## Material provided:

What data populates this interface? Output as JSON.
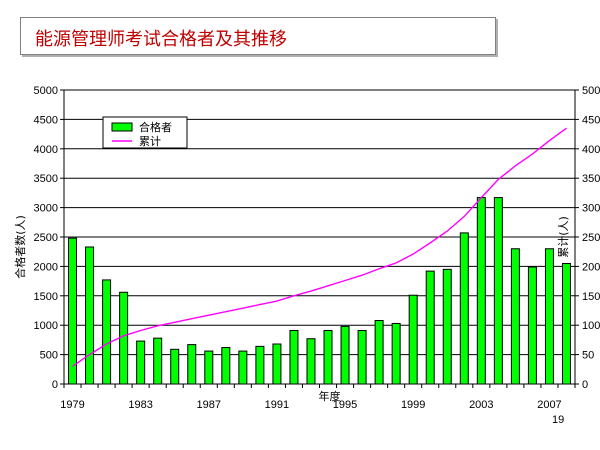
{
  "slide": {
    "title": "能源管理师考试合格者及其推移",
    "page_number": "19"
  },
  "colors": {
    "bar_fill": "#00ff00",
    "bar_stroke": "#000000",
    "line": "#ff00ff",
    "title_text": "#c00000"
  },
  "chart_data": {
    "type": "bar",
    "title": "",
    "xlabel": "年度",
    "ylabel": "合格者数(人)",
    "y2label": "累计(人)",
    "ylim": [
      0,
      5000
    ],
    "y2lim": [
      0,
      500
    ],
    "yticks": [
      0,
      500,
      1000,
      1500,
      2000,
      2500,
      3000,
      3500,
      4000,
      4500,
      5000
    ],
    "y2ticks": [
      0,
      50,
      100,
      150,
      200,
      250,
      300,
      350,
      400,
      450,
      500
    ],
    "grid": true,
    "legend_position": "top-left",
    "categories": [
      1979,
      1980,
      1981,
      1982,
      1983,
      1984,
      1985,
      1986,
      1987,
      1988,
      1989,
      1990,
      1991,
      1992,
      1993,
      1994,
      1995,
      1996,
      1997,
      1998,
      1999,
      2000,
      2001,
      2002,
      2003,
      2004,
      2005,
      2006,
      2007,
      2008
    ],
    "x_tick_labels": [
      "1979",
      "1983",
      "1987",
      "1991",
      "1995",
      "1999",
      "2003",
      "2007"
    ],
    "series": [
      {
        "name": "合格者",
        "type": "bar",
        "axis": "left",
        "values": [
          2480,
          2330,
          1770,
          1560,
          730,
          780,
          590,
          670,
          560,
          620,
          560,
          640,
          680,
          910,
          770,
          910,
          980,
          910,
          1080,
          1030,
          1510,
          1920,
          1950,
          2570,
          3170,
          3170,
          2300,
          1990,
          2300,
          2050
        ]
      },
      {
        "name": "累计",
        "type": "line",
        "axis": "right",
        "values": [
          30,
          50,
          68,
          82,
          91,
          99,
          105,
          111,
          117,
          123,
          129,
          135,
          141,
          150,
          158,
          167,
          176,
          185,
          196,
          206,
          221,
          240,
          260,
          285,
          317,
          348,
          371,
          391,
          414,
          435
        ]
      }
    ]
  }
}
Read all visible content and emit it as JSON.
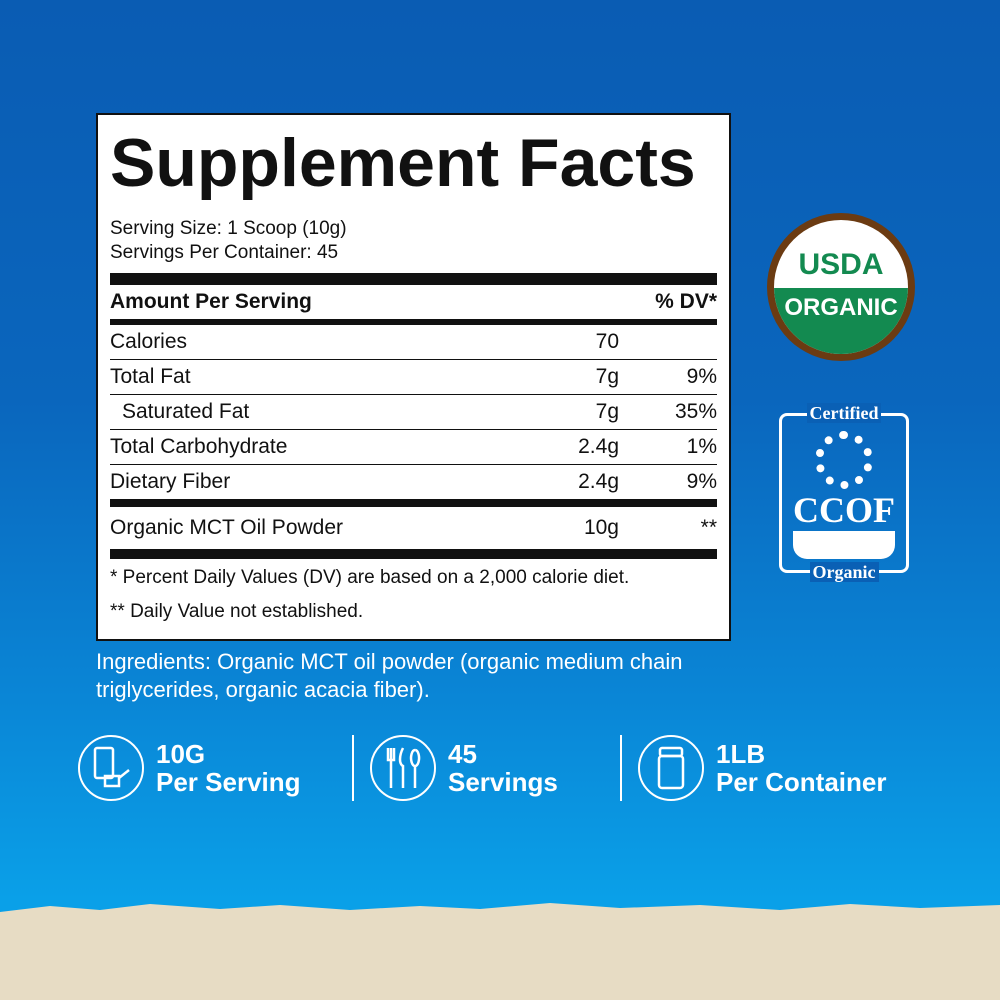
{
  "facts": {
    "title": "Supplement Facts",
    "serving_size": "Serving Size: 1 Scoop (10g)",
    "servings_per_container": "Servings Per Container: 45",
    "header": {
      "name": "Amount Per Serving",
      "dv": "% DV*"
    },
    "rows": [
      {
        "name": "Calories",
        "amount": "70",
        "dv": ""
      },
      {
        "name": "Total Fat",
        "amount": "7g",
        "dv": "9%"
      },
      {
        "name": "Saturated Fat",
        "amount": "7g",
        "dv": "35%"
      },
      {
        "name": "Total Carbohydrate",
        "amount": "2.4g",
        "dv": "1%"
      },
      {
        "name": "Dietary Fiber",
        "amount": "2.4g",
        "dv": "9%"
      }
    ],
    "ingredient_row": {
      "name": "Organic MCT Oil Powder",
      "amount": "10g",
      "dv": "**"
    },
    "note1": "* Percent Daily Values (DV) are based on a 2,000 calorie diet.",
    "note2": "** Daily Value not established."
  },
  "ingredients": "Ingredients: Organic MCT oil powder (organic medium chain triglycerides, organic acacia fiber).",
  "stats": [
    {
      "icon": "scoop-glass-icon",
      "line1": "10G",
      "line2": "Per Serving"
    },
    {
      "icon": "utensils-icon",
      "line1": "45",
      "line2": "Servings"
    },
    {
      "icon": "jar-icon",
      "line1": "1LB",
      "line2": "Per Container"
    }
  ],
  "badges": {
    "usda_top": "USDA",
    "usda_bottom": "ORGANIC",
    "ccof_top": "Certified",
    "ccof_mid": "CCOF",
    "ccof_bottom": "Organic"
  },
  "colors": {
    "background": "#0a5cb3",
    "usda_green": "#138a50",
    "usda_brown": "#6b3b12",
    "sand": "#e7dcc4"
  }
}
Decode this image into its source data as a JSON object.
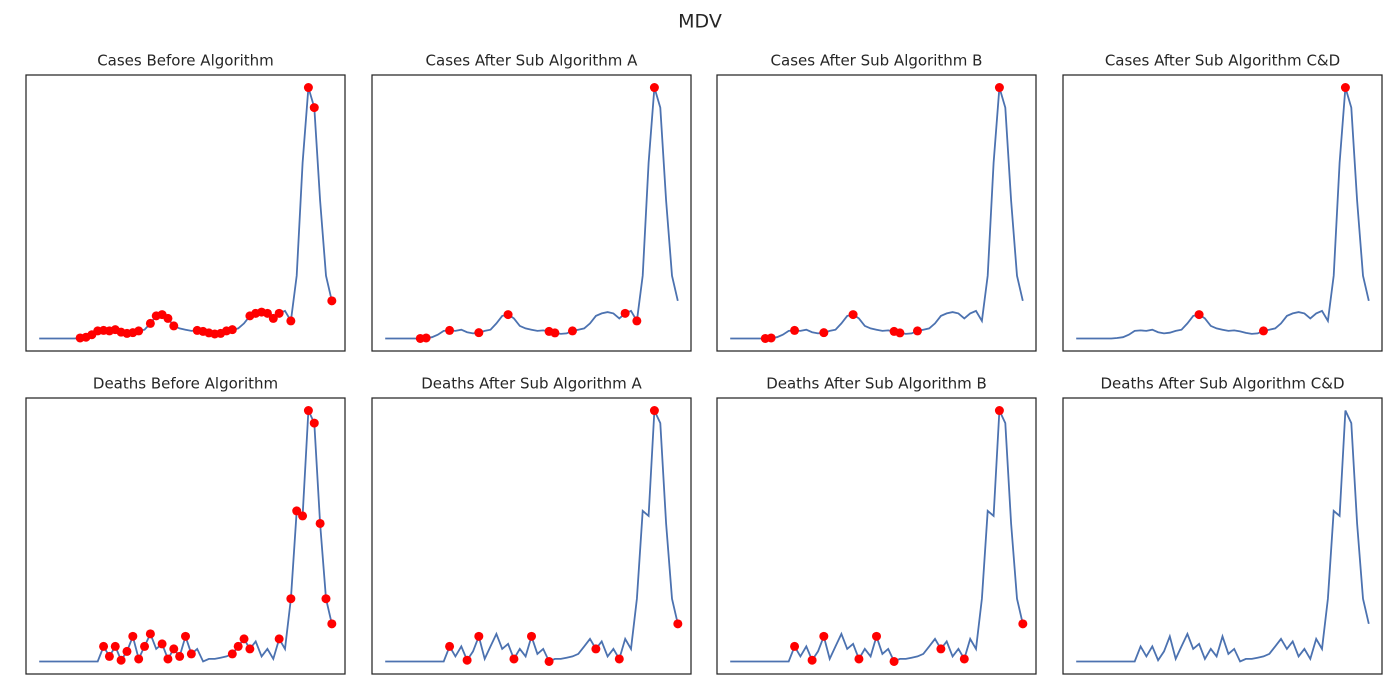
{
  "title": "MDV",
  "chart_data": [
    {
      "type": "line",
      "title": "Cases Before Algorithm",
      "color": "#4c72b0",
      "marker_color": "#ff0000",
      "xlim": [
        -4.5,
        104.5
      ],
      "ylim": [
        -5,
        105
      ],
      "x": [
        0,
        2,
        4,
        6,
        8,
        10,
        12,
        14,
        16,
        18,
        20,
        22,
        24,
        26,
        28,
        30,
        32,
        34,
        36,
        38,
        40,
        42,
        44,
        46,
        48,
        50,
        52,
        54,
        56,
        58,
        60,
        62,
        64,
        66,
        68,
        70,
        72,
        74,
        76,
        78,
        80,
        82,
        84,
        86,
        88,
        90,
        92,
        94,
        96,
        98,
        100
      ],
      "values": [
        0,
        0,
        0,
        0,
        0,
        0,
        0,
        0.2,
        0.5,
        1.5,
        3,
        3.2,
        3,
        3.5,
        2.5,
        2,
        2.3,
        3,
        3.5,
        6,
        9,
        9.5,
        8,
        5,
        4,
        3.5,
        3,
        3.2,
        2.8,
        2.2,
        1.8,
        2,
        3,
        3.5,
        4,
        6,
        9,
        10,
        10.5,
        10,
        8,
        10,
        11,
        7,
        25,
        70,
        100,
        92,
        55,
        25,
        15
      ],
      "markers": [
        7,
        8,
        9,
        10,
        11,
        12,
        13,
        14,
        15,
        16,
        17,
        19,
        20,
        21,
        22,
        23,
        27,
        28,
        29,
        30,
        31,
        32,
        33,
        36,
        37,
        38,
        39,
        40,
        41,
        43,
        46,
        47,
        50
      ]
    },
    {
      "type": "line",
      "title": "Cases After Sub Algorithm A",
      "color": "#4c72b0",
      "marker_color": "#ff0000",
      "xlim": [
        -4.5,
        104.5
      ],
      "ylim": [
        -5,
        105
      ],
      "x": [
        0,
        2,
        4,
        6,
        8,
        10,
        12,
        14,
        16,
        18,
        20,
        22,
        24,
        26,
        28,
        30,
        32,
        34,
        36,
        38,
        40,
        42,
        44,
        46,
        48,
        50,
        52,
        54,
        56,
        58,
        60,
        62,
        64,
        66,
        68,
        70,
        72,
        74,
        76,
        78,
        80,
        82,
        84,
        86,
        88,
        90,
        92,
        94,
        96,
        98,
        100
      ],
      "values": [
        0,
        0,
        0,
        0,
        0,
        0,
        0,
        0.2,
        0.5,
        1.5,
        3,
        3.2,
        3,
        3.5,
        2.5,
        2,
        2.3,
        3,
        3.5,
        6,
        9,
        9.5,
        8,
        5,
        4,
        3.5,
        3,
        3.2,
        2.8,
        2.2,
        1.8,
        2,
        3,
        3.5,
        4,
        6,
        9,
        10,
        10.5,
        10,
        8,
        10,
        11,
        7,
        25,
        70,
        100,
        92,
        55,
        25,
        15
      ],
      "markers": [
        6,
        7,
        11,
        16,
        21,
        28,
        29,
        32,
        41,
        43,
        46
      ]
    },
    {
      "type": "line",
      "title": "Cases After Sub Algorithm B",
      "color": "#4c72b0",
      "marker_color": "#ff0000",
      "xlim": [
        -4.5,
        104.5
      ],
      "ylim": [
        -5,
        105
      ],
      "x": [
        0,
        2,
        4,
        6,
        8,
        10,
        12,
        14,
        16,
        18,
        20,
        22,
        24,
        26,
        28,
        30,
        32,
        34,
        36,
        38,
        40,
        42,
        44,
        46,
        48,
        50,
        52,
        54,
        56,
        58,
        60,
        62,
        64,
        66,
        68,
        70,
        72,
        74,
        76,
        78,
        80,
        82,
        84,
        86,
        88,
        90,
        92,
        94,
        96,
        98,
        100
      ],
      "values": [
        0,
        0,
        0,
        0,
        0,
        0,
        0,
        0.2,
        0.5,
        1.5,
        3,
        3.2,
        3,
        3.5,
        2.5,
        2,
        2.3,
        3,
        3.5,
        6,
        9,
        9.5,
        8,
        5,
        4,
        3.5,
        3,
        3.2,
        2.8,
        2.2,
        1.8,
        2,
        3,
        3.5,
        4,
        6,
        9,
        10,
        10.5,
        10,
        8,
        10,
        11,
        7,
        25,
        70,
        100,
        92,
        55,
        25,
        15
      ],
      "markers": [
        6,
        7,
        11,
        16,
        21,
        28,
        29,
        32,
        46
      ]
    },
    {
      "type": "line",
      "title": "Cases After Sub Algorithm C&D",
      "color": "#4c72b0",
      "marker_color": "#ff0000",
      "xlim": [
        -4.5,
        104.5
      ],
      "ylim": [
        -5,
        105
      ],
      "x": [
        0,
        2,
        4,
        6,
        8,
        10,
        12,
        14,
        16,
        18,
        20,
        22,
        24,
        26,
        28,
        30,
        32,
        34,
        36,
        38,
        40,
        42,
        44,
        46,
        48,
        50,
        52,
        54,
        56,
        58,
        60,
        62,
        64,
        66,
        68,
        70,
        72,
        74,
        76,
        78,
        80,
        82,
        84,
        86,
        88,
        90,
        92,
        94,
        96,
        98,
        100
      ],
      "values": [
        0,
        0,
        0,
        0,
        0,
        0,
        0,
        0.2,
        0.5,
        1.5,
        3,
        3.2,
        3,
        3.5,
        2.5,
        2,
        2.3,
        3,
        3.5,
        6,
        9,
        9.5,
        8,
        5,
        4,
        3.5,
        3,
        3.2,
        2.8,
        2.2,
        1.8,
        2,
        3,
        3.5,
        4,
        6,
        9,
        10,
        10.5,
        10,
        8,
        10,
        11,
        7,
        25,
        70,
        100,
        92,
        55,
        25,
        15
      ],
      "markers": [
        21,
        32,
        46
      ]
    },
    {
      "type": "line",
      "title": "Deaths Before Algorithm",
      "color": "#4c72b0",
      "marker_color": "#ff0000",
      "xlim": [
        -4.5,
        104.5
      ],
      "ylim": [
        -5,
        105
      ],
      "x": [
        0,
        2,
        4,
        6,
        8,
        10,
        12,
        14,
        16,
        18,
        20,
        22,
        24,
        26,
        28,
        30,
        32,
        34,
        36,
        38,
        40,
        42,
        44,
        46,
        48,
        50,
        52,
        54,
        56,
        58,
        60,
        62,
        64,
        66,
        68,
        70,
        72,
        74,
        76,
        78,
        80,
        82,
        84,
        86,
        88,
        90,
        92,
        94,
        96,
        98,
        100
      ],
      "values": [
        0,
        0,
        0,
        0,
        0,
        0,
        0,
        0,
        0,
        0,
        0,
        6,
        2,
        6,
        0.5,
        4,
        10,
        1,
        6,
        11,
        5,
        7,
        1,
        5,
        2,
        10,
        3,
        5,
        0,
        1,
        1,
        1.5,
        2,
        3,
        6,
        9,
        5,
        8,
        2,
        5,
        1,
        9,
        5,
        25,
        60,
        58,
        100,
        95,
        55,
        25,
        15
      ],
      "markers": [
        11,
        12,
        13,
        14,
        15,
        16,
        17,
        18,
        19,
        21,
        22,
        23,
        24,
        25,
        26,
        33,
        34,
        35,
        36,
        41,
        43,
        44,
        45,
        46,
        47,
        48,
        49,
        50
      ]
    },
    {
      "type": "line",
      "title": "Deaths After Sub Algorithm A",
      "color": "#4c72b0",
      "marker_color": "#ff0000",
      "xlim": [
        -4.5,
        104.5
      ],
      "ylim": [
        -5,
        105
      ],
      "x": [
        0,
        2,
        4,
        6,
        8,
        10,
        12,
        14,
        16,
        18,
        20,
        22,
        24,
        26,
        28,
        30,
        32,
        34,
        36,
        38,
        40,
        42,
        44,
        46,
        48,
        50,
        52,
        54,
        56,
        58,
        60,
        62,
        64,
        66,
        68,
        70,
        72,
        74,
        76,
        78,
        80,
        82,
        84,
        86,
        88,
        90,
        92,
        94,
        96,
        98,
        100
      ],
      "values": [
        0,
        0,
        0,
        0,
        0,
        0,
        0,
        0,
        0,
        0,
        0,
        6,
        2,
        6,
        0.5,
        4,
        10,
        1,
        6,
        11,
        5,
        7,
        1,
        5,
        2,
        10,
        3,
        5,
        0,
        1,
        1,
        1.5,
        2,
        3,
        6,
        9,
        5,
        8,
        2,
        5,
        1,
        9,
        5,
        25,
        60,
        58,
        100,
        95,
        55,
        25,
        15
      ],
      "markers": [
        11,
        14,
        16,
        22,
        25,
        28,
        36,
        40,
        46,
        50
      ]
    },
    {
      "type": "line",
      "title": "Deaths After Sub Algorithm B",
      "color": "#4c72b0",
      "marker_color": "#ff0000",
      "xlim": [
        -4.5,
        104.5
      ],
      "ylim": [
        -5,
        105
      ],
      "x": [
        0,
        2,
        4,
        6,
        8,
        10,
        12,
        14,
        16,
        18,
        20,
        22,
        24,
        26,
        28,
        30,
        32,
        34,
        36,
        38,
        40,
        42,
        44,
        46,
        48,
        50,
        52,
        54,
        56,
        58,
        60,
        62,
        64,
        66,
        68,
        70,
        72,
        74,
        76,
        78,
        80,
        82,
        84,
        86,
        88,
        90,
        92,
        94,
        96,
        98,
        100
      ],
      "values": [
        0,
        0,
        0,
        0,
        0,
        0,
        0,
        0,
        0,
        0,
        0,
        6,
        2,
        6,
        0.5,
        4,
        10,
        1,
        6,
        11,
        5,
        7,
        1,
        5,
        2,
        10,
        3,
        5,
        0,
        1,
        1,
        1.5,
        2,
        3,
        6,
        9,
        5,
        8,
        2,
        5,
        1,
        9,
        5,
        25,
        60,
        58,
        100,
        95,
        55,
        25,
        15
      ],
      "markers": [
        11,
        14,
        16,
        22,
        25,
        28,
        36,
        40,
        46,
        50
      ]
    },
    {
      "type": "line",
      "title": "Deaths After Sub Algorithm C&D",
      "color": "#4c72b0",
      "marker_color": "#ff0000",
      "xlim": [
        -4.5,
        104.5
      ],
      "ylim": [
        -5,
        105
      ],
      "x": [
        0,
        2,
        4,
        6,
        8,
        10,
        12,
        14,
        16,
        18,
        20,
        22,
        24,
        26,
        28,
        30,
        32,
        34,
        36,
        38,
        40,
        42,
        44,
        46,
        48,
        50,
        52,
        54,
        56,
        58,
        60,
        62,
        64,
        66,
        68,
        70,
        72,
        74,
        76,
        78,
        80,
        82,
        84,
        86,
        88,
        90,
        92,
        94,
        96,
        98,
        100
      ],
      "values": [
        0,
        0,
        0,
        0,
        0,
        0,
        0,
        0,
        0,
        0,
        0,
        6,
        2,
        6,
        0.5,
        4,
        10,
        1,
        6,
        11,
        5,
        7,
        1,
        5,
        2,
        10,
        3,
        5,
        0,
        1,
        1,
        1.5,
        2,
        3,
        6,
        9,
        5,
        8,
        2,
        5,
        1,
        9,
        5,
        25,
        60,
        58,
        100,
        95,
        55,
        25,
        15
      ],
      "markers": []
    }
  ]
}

## Required task:
Copy each line of the listing that includes "JSON".

## Result of the task:
What data populates this interface? Output as JSON.
Read all visible content and emit it as JSON.
Decode this image into its source data as a JSON object.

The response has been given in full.